What you will do: Answer with one number only: the number of lines that include the word "Design".

Dataset excerpt:

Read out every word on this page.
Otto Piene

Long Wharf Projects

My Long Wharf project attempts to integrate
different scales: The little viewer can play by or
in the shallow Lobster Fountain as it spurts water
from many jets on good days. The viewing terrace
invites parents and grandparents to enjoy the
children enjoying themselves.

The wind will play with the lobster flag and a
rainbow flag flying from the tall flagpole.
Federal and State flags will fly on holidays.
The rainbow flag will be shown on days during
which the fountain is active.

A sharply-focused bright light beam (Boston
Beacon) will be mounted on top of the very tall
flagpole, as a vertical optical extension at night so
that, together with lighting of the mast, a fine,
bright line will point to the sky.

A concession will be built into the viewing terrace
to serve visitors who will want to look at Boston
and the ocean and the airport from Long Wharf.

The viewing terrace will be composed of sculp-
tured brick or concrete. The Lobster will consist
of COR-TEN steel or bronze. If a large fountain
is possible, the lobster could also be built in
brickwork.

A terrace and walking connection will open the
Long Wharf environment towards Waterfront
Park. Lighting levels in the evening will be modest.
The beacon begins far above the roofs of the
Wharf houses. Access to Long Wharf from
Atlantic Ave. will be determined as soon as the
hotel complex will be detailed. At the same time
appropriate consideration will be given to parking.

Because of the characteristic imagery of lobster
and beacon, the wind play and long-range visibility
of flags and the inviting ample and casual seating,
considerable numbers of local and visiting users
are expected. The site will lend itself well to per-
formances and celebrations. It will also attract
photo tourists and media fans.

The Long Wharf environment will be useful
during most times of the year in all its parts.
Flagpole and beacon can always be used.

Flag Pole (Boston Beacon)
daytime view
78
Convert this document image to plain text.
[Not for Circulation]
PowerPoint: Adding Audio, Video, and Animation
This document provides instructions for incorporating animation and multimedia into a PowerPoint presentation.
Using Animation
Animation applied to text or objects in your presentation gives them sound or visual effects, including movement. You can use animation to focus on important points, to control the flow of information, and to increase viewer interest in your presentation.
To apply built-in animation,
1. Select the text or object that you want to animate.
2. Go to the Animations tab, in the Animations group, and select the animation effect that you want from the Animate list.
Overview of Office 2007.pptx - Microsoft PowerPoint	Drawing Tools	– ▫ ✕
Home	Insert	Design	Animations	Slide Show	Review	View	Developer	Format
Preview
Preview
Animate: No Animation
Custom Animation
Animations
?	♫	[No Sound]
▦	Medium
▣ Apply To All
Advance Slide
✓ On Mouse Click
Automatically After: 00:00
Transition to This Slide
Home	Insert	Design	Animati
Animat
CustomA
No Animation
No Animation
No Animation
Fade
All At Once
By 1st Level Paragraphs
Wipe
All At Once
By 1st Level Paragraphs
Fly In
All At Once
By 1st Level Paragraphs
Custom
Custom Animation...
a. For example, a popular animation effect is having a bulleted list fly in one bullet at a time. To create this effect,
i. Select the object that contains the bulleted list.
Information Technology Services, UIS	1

Solution for this task: 2